**The task:** Any pictures in the records below should be skipped; write out everything else exactly.

───

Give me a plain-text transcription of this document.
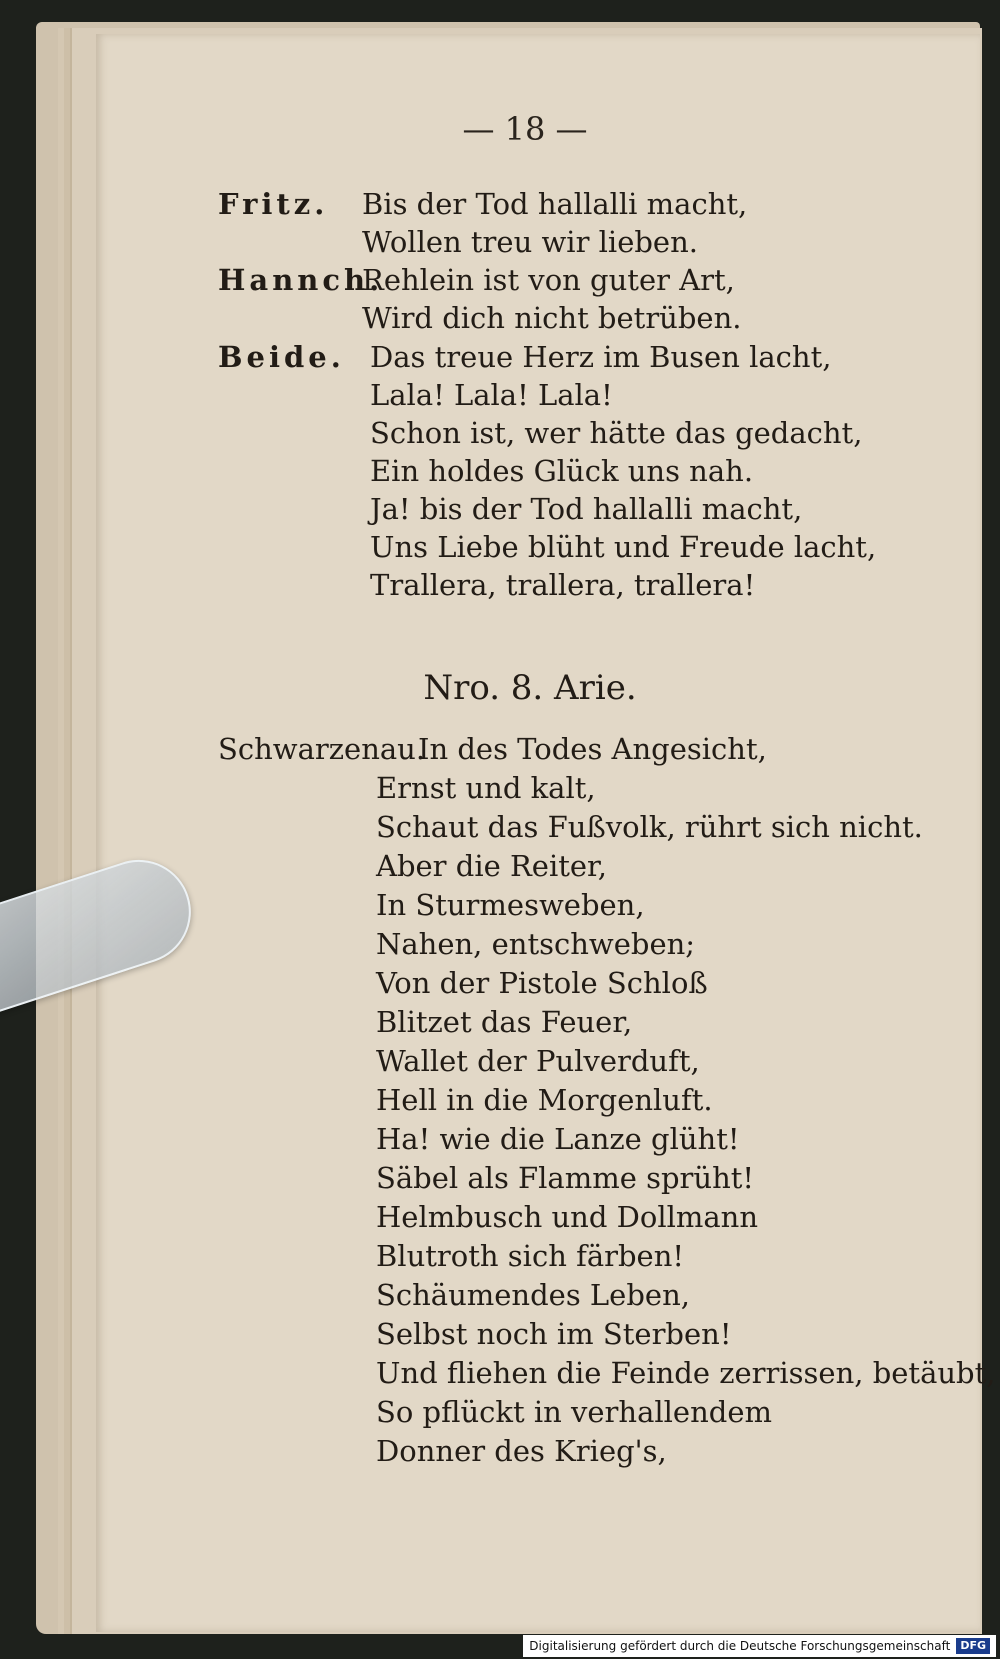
— 18 —

Fritz. Bis der Tod hallalli macht,
Wollen treu wir lieben.
Hannch.
Rehlein ist von guter Art,
Wird dich nicht betrüben.
Beide. Das treue Herz im Busen lacht,
Lala! Lala! Lala!
Schon ist, wer hätte das gedacht,
Ein holdes Glück uns nah.
Ja! bis der Tod hallalli macht,
Uns Liebe blüht und Freude lacht,
Trallera, trallera, trallera!
Nro. 8. Arie.
Schwarzenau.
In des Todes Angesicht,
Ernst und kalt,
Schaut das Fußvolk, rührt sich nicht.
Aber die Reiter,
In Sturmesweben,
Nahen, entschweben;
Von der Pistole Schloß
Blitzet das Feuer,
Wallet der Pulverduft,
Hell in die Morgenluft.
Ha! wie die Lanze glüht!
Säbel als Flamme sprüht!
Helmbusch und Dollmann
Blutroth sich färben!
Schäumendes Leben,
Selbst noch im Sterben!
Und fliehen die Feinde zerrissen, betäubt,
So pflückt in verhallendem
Donner des Krieg's,
Digitalisierung gefördert durch die Deutsche Forschungsgemeinschaft DFG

───

**Exercise solution:**
Give me a plain-text transcription of this document.
— 18 —

Fritz. Bis der Tod hallalli macht,
Wollen treu wir lieben.
Hannch.
Rehlein ist von guter Art,
Wird dich nicht betrüben.
Beide. Das treue Herz im Busen lacht,
Lala! Lala! Lala!
Schon ist, wer hätte das gedacht,
Ein holdes Glück uns nah.
Ja! bis der Tod hallalli macht,
Uns Liebe blüht und Freude lacht,
Trallera, trallera, trallera!
Nro. 8. Arie.
Schwarzenau.
In des Todes Angesicht,
Ernst und kalt,
Schaut das Fußvolk, rührt sich nicht.
Aber die Reiter,
In Sturmesweben,
Nahen, entschweben;
Von der Pistole Schloß
Blitzet das Feuer,
Wallet der Pulverduft,
Hell in die Morgenluft.
Ha! wie die Lanze glüht!
Säbel als Flamme sprüht!
Helmbusch und Dollmann
Blutroth sich färben!
Schäumendes Leben,
Selbst noch im Sterben!
Und fliehen die Feinde zerrissen, betäubt,
So pflückt in verhallendem
Donner des Krieg's,
Digitalisierung gefördert durch die Deutsche Forschungsgemeinschaft DFG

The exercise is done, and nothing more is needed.